→ **Supplied material**:

-- START --

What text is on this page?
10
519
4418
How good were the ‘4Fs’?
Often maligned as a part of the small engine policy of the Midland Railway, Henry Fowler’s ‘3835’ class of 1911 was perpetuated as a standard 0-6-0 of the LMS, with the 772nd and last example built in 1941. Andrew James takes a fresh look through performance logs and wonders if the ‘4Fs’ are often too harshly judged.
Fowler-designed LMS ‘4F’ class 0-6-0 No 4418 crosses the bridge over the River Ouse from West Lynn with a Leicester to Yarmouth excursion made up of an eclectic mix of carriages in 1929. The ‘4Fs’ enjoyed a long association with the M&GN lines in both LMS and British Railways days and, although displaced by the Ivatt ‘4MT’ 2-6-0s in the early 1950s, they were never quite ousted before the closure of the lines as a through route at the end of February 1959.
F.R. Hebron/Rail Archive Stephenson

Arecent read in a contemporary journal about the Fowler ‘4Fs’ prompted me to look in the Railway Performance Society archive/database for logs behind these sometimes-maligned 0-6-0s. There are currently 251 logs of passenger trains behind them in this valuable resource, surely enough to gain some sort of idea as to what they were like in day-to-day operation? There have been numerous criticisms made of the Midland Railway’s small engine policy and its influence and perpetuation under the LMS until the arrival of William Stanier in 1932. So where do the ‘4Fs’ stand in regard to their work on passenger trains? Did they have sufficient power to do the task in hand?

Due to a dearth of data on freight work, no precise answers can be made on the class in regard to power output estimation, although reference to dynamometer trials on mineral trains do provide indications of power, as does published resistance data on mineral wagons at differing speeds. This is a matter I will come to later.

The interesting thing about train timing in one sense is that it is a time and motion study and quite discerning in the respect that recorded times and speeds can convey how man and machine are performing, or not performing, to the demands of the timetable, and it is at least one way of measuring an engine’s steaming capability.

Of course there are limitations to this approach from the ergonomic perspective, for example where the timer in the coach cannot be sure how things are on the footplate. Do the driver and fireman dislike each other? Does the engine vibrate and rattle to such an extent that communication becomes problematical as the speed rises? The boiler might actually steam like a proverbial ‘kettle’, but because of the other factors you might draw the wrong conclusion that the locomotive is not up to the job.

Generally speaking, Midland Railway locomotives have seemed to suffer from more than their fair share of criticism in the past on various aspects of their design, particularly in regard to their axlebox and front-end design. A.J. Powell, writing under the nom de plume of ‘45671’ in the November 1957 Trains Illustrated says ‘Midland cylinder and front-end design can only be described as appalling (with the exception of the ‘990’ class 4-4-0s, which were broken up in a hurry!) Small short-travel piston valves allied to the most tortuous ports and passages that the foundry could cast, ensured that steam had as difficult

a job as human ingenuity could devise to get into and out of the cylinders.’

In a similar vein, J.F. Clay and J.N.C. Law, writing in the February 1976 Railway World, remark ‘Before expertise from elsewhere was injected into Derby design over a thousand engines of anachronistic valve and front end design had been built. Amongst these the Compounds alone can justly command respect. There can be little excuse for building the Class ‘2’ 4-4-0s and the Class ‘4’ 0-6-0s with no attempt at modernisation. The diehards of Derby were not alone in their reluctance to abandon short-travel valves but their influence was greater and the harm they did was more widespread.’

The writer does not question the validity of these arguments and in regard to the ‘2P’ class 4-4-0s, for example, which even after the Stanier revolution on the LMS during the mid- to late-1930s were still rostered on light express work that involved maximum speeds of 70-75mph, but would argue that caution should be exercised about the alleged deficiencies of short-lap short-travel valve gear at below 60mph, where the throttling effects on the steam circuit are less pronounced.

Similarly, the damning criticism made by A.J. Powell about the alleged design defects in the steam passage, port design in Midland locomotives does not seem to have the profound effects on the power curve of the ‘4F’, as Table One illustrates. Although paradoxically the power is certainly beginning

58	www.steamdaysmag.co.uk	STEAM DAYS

-- END --

→ **Aim**: Where a line of the entries contains the word "more", copy that line.

→ **Task output**:
Generally speaking, Midland Railway locomotives have seemed to suffer from more than their fair share of criticism in the past on various aspects of their design, particularly in regard to their axlebox and front-end design. A.J. Powell, writing under the nom de plume of ‘45671’ in the November 1957 Trains Illustrated says ‘Midland cylinder and front-end design can only be described as appalling (with the exception of the ‘990’ class 4-4-0s, which were broken up in a hurry!) Small short-travel piston valves allied to the most tortuous ports and passages that the foundry could cast, ensured that steam had as difficult
In a similar vein, J.F. Clay and J.N.C. Law, writing in the February 1976 Railway World, remark ‘Before expertise from elsewhere was injected into Derby design over a thousand engines of anachronistic valve and front end design had been built. Amongst these the Compounds alone can justly command respect. There can be little excuse for building the Class ‘2’ 4-4-0s and the Class ‘4’ 0-6-0s with no attempt at modernisation. The diehards of Derby were not alone in their reluctance to abandon short-travel valves but their influence was greater and the harm they did was more widespread.’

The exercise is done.